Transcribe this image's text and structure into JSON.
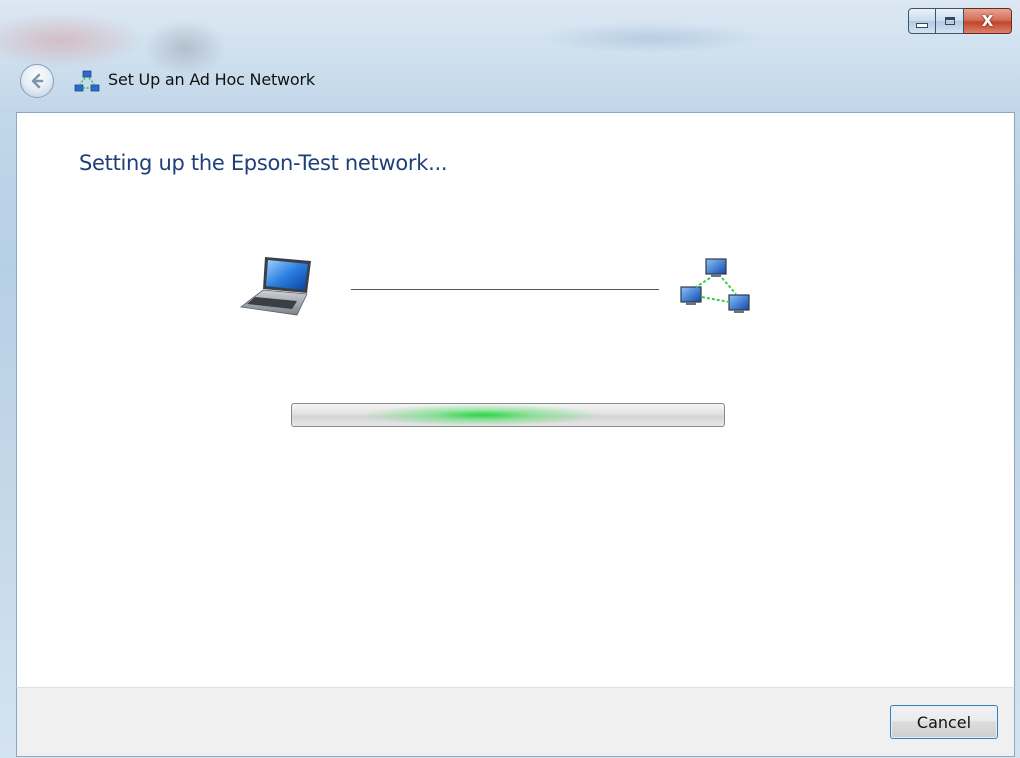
{
  "window": {
    "title": "Set Up an Ad Hoc Network",
    "caption_buttons": {
      "minimize_icon": "minimize-icon",
      "maximize_icon": "maximize-icon",
      "close_glyph": "X"
    }
  },
  "navigation": {
    "back_icon": "back-arrow-icon"
  },
  "main": {
    "heading": "Setting up the Epson-Test network...",
    "left_icon": "laptop-icon",
    "right_icon": "network-icon",
    "progress": {
      "mode": "indeterminate-marquee",
      "marquee_position_fraction": 0.44,
      "accent_color": "#1ed73c"
    }
  },
  "footer": {
    "cancel_label": "Cancel"
  },
  "colors": {
    "heading": "#1e3f7a",
    "content_background": "#ffffff",
    "footer_background": "#f0f0f0",
    "close_button": "#c2452b"
  }
}
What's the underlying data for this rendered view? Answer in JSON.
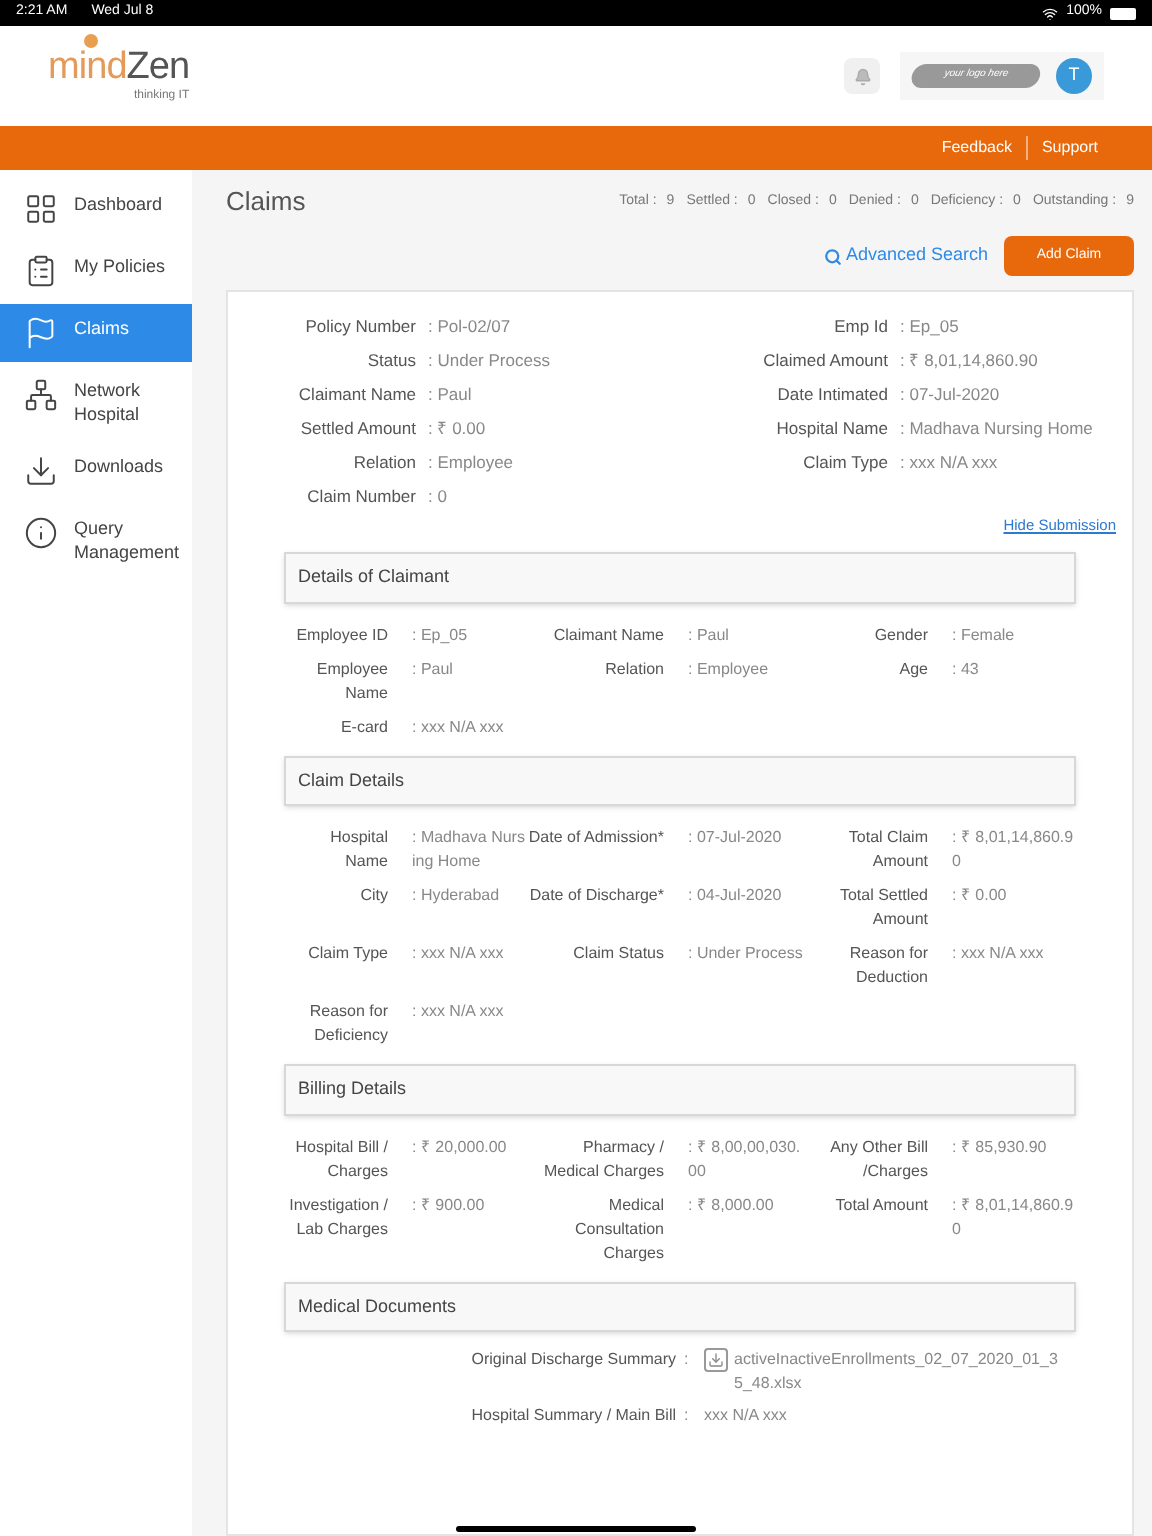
{
  "status_bar": {
    "time": "2:21 AM",
    "date": "Wed Jul 8",
    "battery": "100%"
  },
  "header": {
    "logo_main": "mind",
    "logo_accent": "Zen",
    "logo_tagline": "thinking IT",
    "client_logo": "your logo here",
    "avatar": "T"
  },
  "top_links": [
    "Feedback",
    "Support"
  ],
  "sidebar": {
    "items": [
      {
        "label": "Dashboard",
        "selected": false
      },
      {
        "label": "My Policies",
        "selected": false
      },
      {
        "label": "Claims",
        "selected": true
      },
      {
        "label": "Network Hospital",
        "selected": false
      },
      {
        "label": "Downloads",
        "selected": false
      },
      {
        "label": "Query Management",
        "selected": false
      }
    ]
  },
  "page_title": "Claims",
  "stats": [
    {
      "label": "Total :",
      "value": "9"
    },
    {
      "label": "Settled :",
      "value": "0"
    },
    {
      "label": "Closed :",
      "value": "0"
    },
    {
      "label": "Denied :",
      "value": "0"
    },
    {
      "label": "Deficiency :",
      "value": "0"
    },
    {
      "label": "Outstanding :",
      "value": "9"
    }
  ],
  "advanced_search": "Advanced Search",
  "add_claim": "Add Claim",
  "summary": {
    "left": [
      {
        "label": "Policy Number",
        "value": ": Pol-02/07"
      },
      {
        "label": "Status",
        "value": ": Under Process"
      },
      {
        "label": "Claimant Name",
        "value": ": Paul"
      },
      {
        "label": "Settled Amount",
        "value": ": ₹ 0.00"
      },
      {
        "label": "Relation",
        "value": ": Employee"
      },
      {
        "label": "Claim Number",
        "value": ": 0"
      }
    ],
    "right": [
      {
        "label": "Emp Id",
        "value": ": Ep_05"
      },
      {
        "label": "Claimed Amount",
        "value": ": ₹ 8,01,14,860.90"
      },
      {
        "label": "Date Intimated",
        "value": ": 07-Jul-2020"
      },
      {
        "label": "Hospital Name",
        "value": ": Madhava Nursing Home"
      },
      {
        "label": "Claim Type",
        "value": ": xxx N/A xxx"
      }
    ]
  },
  "hide_submission": "Hide Submission",
  "sections": [
    {
      "title": "Details of Claimant",
      "fields": [
        {
          "label": "Employee ID",
          "value": ": Ep_05"
        },
        {
          "label": "Claimant Name",
          "value": ": Paul"
        },
        {
          "label": "Gender",
          "value": ": Female"
        },
        {
          "label": "Employee Name",
          "value": ": Paul"
        },
        {
          "label": "Relation",
          "value": ": Employee"
        },
        {
          "label": "Age",
          "value": ": 43"
        },
        {
          "label": "E-card",
          "value": ": xxx N/A xxx"
        }
      ]
    },
    {
      "title": "Claim Details",
      "fields": [
        {
          "label": "Hospital Name",
          "value": ": Madhava Nursing Home"
        },
        {
          "label": "Date of Admission*",
          "value": ": 07-Jul-2020"
        },
        {
          "label": "Total Claim Amount",
          "value": ": ₹ 8,01,14,860.90"
        },
        {
          "label": "City",
          "value": ": Hyderabad"
        },
        {
          "label": "Date of Discharge*",
          "value": ": 04-Jul-2020"
        },
        {
          "label": "Total Settled Amount",
          "value": ": ₹ 0.00"
        },
        {
          "label": "Claim Type",
          "value": ": xxx N/A xxx"
        },
        {
          "label": "Claim Status",
          "value": ": Under Process"
        },
        {
          "label": "Reason for Deduction",
          "value": ": xxx N/A xxx"
        },
        {
          "label": "Reason for Deficiency",
          "value": ": xxx N/A xxx"
        }
      ]
    },
    {
      "title": "Billing Details",
      "fields": [
        {
          "label": "Hospital Bill / Charges",
          "value": ": ₹ 20,000.00"
        },
        {
          "label": "Pharmacy / Medical Charges",
          "value": ": ₹ 8,00,00,030.00"
        },
        {
          "label": "Any Other Bill /Charges",
          "value": ": ₹ 85,930.90"
        },
        {
          "label": "Investigation / Lab Charges",
          "value": ": ₹ 900.00"
        },
        {
          "label": "Medical Consultation Charges",
          "value": ": ₹ 8,000.00"
        },
        {
          "label": "Total Amount",
          "value": ": ₹ 8,01,14,860.90"
        }
      ]
    }
  ],
  "documents": {
    "title": "Medical Documents",
    "rows": [
      {
        "label": "Original Discharge Summary",
        "separator": ":",
        "value": "activeInactiveEnrollments_02_07_2020_01_35_48.xlsx",
        "kind": "file"
      },
      {
        "label": "Hospital Summary / Main Bill",
        "separator": ":",
        "value": "xxx N/A xxx",
        "kind": "text"
      }
    ]
  }
}
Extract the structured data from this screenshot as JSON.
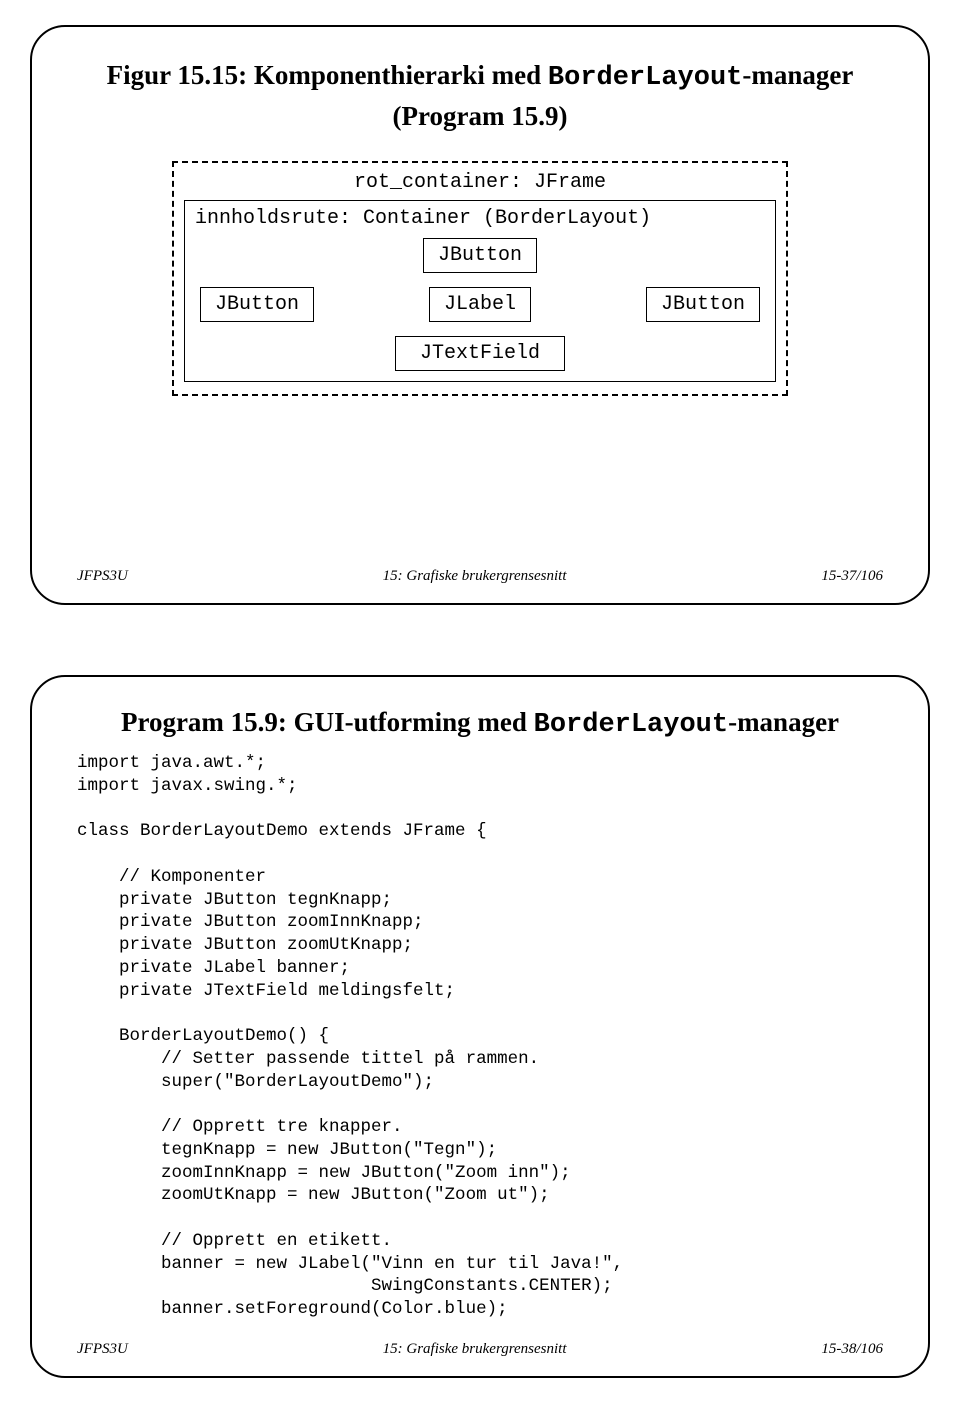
{
  "slide1": {
    "title_prefix": "Figur 15.15: Komponenthierarki med ",
    "title_mono": "BorderLayout",
    "title_suffix": "-manager",
    "subtitle": "(Program 15.9)",
    "diagram": {
      "root_label": "rot_container: JFrame",
      "container_label": "innholdsrute: Container (BorderLayout)",
      "top_component": "JButton",
      "left_component": "JButton",
      "center_component": "JLabel",
      "right_component": "JButton",
      "bottom_component": "JTextField"
    },
    "footer_left": "JFPS3U",
    "footer_center": "15: Grafiske brukergrensesnitt",
    "footer_right": "15-37/106"
  },
  "slide2": {
    "title_prefix": "Program 15.9: GUI-utforming med ",
    "title_mono": "BorderLayout",
    "title_suffix": "-manager",
    "code": "import java.awt.*;\nimport javax.swing.*;\n\nclass BorderLayoutDemo extends JFrame {\n\n    // Komponenter\n    private JButton tegnKnapp;\n    private JButton zoomInnKnapp;\n    private JButton zoomUtKnapp;\n    private JLabel banner;\n    private JTextField meldingsfelt;\n\n    BorderLayoutDemo() {\n        // Setter passende tittel på rammen.\n        super(\"BorderLayoutDemo\");\n\n        // Opprett tre knapper.\n        tegnKnapp = new JButton(\"Tegn\");\n        zoomInnKnapp = new JButton(\"Zoom inn\");\n        zoomUtKnapp = new JButton(\"Zoom ut\");\n\n        // Opprett en etikett.\n        banner = new JLabel(\"Vinn en tur til Java!\",\n                            SwingConstants.CENTER);\n        banner.setForeground(Color.blue);",
    "footer_left": "JFPS3U",
    "footer_center": "15: Grafiske brukergrensesnitt",
    "footer_right": "15-38/106"
  }
}
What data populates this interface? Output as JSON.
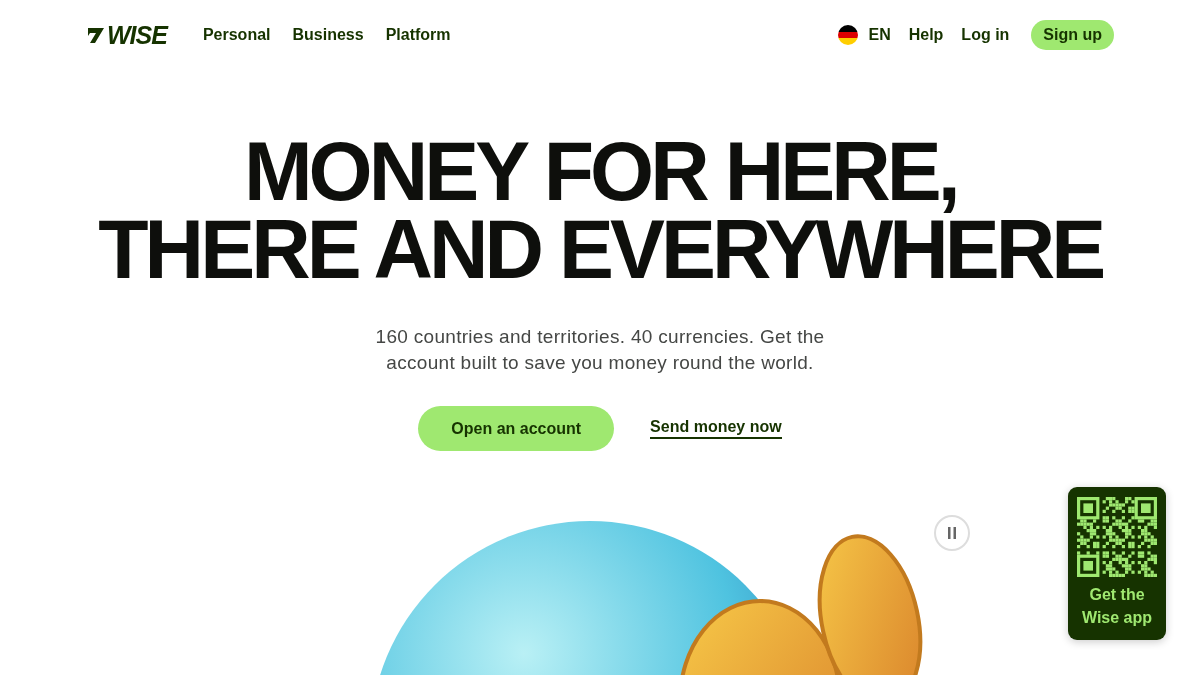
{
  "header": {
    "logo": "WISE",
    "nav": [
      {
        "label": "Personal"
      },
      {
        "label": "Business"
      },
      {
        "label": "Platform"
      }
    ],
    "language": "EN",
    "links": [
      {
        "label": "Help"
      },
      {
        "label": "Log in"
      }
    ],
    "signup": "Sign up"
  },
  "hero": {
    "headline": [
      "MONEY FOR HERE,",
      "THERE AND EVERYWHERE"
    ],
    "subtitle": "160 countries and territories. 40 currencies. Get the account built to save you money round the world.",
    "primary_button": "Open an account",
    "secondary_link": "Send money now"
  },
  "app_card": {
    "label": "Get the Wise app"
  }
}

• • •

The records above must be echoed exactly, minus their pictures.

• Full response
Transcribe this image's text and structure into JSON.
{
  "window": {
    "title": "Set Up an Ad Hoc Network",
    "caption_buttons": {
      "minimize_icon": "minimize-icon",
      "maximize_icon": "maximize-icon",
      "close_glyph": "X"
    }
  },
  "navigation": {
    "back_icon": "back-arrow-icon"
  },
  "main": {
    "heading": "Setting up the Epson-Test network...",
    "left_icon": "laptop-icon",
    "right_icon": "network-icon",
    "progress": {
      "mode": "indeterminate-marquee",
      "marquee_position_fraction": 0.44,
      "accent_color": "#1ed73c"
    }
  },
  "footer": {
    "cancel_label": "Cancel"
  },
  "colors": {
    "heading": "#1e3f7a",
    "content_background": "#ffffff",
    "footer_background": "#f0f0f0",
    "close_button": "#c2452b"
  }
}
What's the underlying data for this rendered view? Answer in JSON.
{
  "status_bar": {
    "time": "2:21 AM",
    "date": "Wed Jul 8",
    "battery": "100%"
  },
  "header": {
    "logo_main": "mind",
    "logo_accent": "Zen",
    "logo_tagline": "thinking IT",
    "client_logo": "your logo here",
    "avatar": "T"
  },
  "top_links": [
    "Feedback",
    "Support"
  ],
  "sidebar": {
    "items": [
      {
        "label": "Dashboard",
        "selected": false
      },
      {
        "label": "My Policies",
        "selected": false
      },
      {
        "label": "Claims",
        "selected": true
      },
      {
        "label": "Network Hospital",
        "selected": false
      },
      {
        "label": "Downloads",
        "selected": false
      },
      {
        "label": "Query Management",
        "selected": false
      }
    ]
  },
  "page_title": "Claims",
  "stats": [
    {
      "label": "Total :",
      "value": "9"
    },
    {
      "label": "Settled :",
      "value": "0"
    },
    {
      "label": "Closed :",
      "value": "0"
    },
    {
      "label": "Denied :",
      "value": "0"
    },
    {
      "label": "Deficiency :",
      "value": "0"
    },
    {
      "label": "Outstanding :",
      "value": "9"
    }
  ],
  "advanced_search": "Advanced Search",
  "add_claim": "Add Claim",
  "summary": {
    "left": [
      {
        "label": "Policy Number",
        "value": ": Pol-02/07"
      },
      {
        "label": "Status",
        "value": ": Under Process"
      },
      {
        "label": "Claimant Name",
        "value": ": Paul"
      },
      {
        "label": "Settled Amount",
        "value": ": ₹ 0.00"
      },
      {
        "label": "Relation",
        "value": ": Employee"
      },
      {
        "label": "Claim Number",
        "value": ": 0"
      }
    ],
    "right": [
      {
        "label": "Emp Id",
        "value": ": Ep_05"
      },
      {
        "label": "Claimed Amount",
        "value": ": ₹ 8,01,14,860.90"
      },
      {
        "label": "Date Intimated",
        "value": ": 07-Jul-2020"
      },
      {
        "label": "Hospital Name",
        "value": ": Madhava Nursing Home"
      },
      {
        "label": "Claim Type",
        "value": ": xxx N/A xxx"
      }
    ]
  },
  "hide_submission": "Hide Submission",
  "sections": [
    {
      "title": "Details of Claimant",
      "fields": [
        {
          "label": "Employee ID",
          "value": ": Ep_05"
        },
        {
          "label": "Claimant Name",
          "value": ": Paul"
        },
        {
          "label": "Gender",
          "value": ": Female"
        },
        {
          "label": "Employee Name",
          "value": ": Paul"
        },
        {
          "label": "Relation",
          "value": ": Employee"
        },
        {
          "label": "Age",
          "value": ": 43"
        },
        {
          "label": "E-card",
          "value": ": xxx N/A xxx"
        }
      ]
    },
    {
      "title": "Claim Details",
      "fields": [
        {
          "label": "Hospital Name",
          "value": ": Madhava Nursing Home"
        },
        {
          "label": "Date of Admission*",
          "value": ": 07-Jul-2020"
        },
        {
          "label": "Total Claim Amount",
          "value": ": ₹ 8,01,14,860.90"
        },
        {
          "label": "City",
          "value": ": Hyderabad"
        },
        {
          "label": "Date of Discharge*",
          "value": ": 04-Jul-2020"
        },
        {
          "label": "Total Settled Amount",
          "value": ": ₹ 0.00"
        },
        {
          "label": "Claim Type",
          "value": ": xxx N/A xxx"
        },
        {
          "label": "Claim Status",
          "value": ": Under Process"
        },
        {
          "label": "Reason for Deduction",
          "value": ": xxx N/A xxx"
        },
        {
          "label": "Reason for Deficiency",
          "value": ": xxx N/A xxx"
        }
      ]
    },
    {
      "title": "Billing Details",
      "fields": [
        {
          "label": "Hospital Bill / Charges",
          "value": ": ₹ 20,000.00"
        },
        {
          "label": "Pharmacy / Medical Charges",
          "value": ": ₹ 8,00,00,030.00"
        },
        {
          "label": "Any Other Bill /Charges",
          "value": ": ₹ 85,930.90"
        },
        {
          "label": "Investigation / Lab Charges",
          "value": ": ₹ 900.00"
        },
        {
          "label": "Medical Consultation Charges",
          "value": ": ₹ 8,000.00"
        },
        {
          "label": "Total Amount",
          "value": ": ₹ 8,01,14,860.90"
        }
      ]
    }
  ],
  "documents": {
    "title": "Medical Documents",
    "rows": [
      {
        "label": "Original Discharge Summary",
        "separator": ":",
        "value": "activeInactiveEnrollments_02_07_2020_01_35_48.xlsx",
        "kind": "file"
      },
      {
        "label": "Hospital Summary / Main Bill",
        "separator": ":",
        "value": "xxx N/A xxx",
        "kind": "text"
      }
    ]
  }
}
Extract the structured data from this screenshot as JSON.
{
  "slide1": {
    "title_prefix": "Figur 15.15: Komponenthierarki med ",
    "title_mono": "BorderLayout",
    "title_suffix": "-manager",
    "subtitle": "(Program 15.9)",
    "diagram": {
      "root_label": "rot_container: JFrame",
      "container_label": "innholdsrute: Container (BorderLayout)",
      "top_component": "JButton",
      "left_component": "JButton",
      "center_component": "JLabel",
      "right_component": "JButton",
      "bottom_component": "JTextField"
    },
    "footer_left": "JFPS3U",
    "footer_center": "15: Grafiske brukergrensesnitt",
    "footer_right": "15-37/106"
  },
  "slide2": {
    "title_prefix": "Program 15.9: GUI-utforming med ",
    "title_mono": "BorderLayout",
    "title_suffix": "-manager",
    "code": "import java.awt.*;\nimport javax.swing.*;\n\nclass BorderLayoutDemo extends JFrame {\n\n    // Komponenter\n    private JButton tegnKnapp;\n    private JButton zoomInnKnapp;\n    private JButton zoomUtKnapp;\n    private JLabel banner;\n    private JTextField meldingsfelt;\n\n    BorderLayoutDemo() {\n        // Setter passende tittel på rammen.\n        super(\"BorderLayoutDemo\");\n\n        // Opprett tre knapper.\n        tegnKnapp = new JButton(\"Tegn\");\n        zoomInnKnapp = new JButton(\"Zoom inn\");\n        zoomUtKnapp = new JButton(\"Zoom ut\");\n\n        // Opprett en etikett.\n        banner = new JLabel(\"Vinn en tur til Java!\",\n                            SwingConstants.CENTER);\n        banner.setForeground(Color.blue);",
    "footer_left": "JFPS3U",
    "footer_center": "15: Grafiske brukergrensesnitt",
    "footer_right": "15-38/106"
  }
}
What data populates this interface? Output as JSON.
{
  "header": {
    "logo": "WISE",
    "nav": [
      {
        "label": "Personal"
      },
      {
        "label": "Business"
      },
      {
        "label": "Platform"
      }
    ],
    "language": "EN",
    "links": [
      {
        "label": "Help"
      },
      {
        "label": "Log in"
      }
    ],
    "signup": "Sign up"
  },
  "hero": {
    "headline": [
      "MONEY FOR HERE,",
      "THERE AND EVERYWHERE"
    ],
    "subtitle": "160 countries and territories. 40 currencies. Get the account built to save you money round the world.",
    "primary_button": "Open an account",
    "secondary_link": "Send money now"
  },
  "app_card": {
    "label": "Get the Wise app"
  }
}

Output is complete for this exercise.